Data entries
Start
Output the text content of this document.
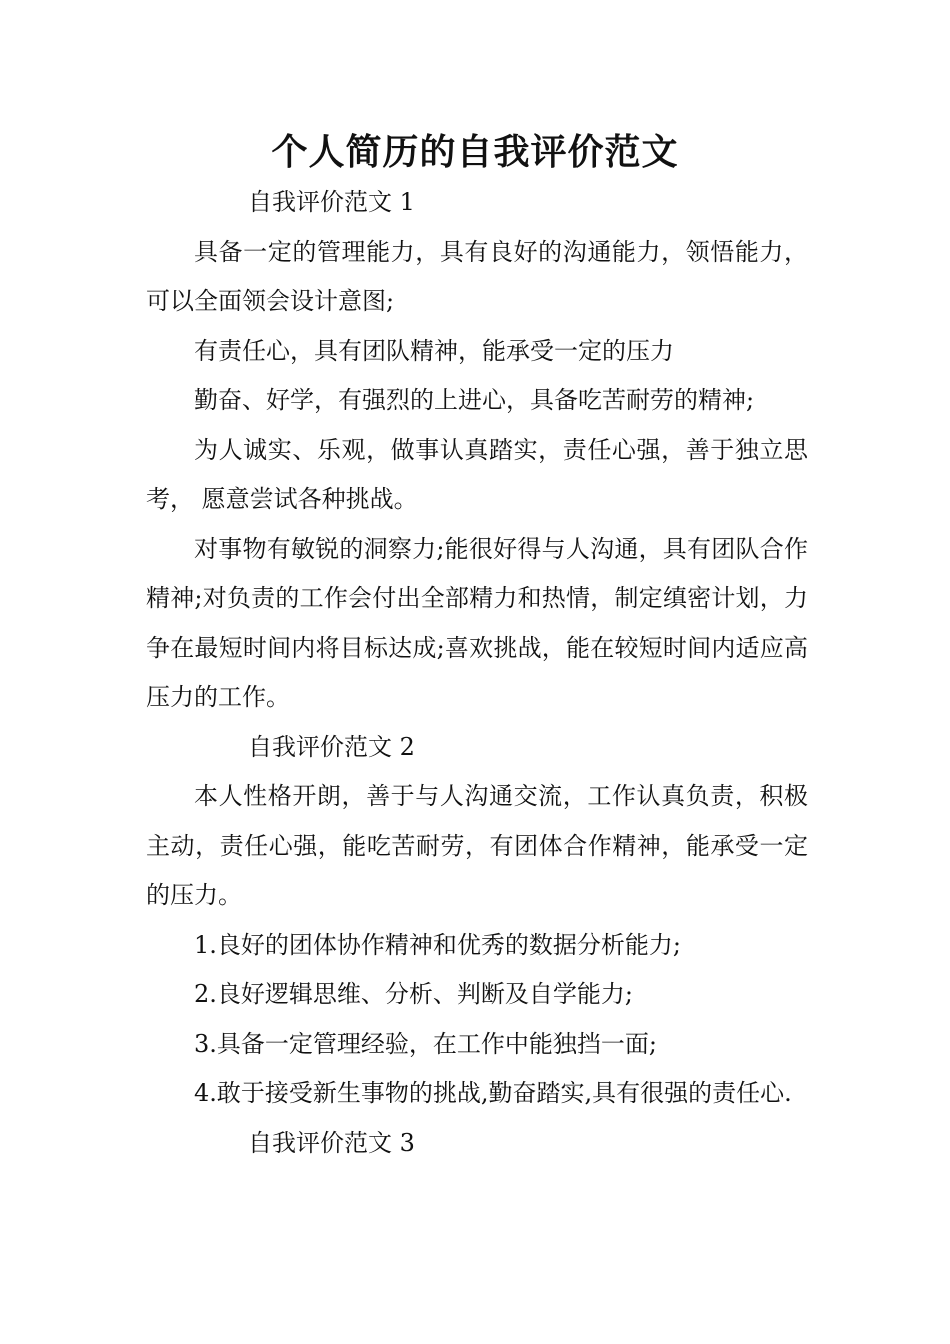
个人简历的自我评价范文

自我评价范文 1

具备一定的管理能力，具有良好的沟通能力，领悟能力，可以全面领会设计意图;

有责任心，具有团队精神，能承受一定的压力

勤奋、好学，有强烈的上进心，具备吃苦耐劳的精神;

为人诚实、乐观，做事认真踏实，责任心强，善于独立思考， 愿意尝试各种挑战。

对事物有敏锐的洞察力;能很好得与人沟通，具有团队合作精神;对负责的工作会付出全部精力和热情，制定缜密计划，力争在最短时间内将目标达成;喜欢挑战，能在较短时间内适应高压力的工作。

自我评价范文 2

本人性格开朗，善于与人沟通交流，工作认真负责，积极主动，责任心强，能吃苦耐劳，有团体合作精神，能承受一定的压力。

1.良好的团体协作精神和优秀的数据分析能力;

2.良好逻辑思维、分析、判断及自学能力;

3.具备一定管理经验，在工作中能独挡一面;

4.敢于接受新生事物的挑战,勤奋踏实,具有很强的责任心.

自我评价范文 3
End
> **SET PROBLEM**:
Retype all the records shown above, character for character. Omit every picture.

> **RESULT OF THIS EXERCISE**:
Output the text content of this document.
个人简历的自我评价范文

自我评价范文 1

具备一定的管理能力，具有良好的沟通能力，领悟能力，可以全面领会设计意图;

有责任心，具有团队精神，能承受一定的压力

勤奋、好学，有强烈的上进心，具备吃苦耐劳的精神;

为人诚实、乐观，做事认真踏实，责任心强，善于独立思考， 愿意尝试各种挑战。

对事物有敏锐的洞察力;能很好得与人沟通，具有团队合作精神;对负责的工作会付出全部精力和热情，制定缜密计划，力争在最短时间内将目标达成;喜欢挑战，能在较短时间内适应高压力的工作。

自我评价范文 2

本人性格开朗，善于与人沟通交流，工作认真负责，积极主动，责任心强，能吃苦耐劳，有团体合作精神，能承受一定的压力。

1.良好的团体协作精神和优秀的数据分析能力;

2.良好逻辑思维、分析、判断及自学能力;

3.具备一定管理经验，在工作中能独挡一面;

4.敢于接受新生事物的挑战,勤奋踏实,具有很强的责任心.

自我评价范文 3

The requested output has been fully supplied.